→ **Task to complete**
Gather, from the data below, each line in which the word "kikiferno" occurs.

Stored data entries:
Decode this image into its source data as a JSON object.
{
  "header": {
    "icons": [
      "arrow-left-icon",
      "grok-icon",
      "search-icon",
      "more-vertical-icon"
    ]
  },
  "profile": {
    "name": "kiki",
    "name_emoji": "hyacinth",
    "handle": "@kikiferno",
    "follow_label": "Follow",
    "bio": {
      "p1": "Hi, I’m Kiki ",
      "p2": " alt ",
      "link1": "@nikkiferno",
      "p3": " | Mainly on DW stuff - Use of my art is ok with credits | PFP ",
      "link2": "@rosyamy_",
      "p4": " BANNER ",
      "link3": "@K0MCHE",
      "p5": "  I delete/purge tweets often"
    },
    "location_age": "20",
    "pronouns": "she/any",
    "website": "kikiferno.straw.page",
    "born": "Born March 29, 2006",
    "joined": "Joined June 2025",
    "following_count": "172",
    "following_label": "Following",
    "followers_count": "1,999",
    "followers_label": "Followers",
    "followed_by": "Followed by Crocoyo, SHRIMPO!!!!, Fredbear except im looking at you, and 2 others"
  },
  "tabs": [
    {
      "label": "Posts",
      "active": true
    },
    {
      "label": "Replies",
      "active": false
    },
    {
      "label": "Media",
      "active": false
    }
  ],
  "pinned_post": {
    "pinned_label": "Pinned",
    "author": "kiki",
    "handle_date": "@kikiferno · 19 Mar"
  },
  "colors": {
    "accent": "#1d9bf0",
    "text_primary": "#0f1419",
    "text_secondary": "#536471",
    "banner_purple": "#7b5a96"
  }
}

→ **Solution to this problem**
    "handle": "@kikiferno",
    "website": "kikiferno.straw.page",
    "handle_date": "@kikiferno · 19 Mar"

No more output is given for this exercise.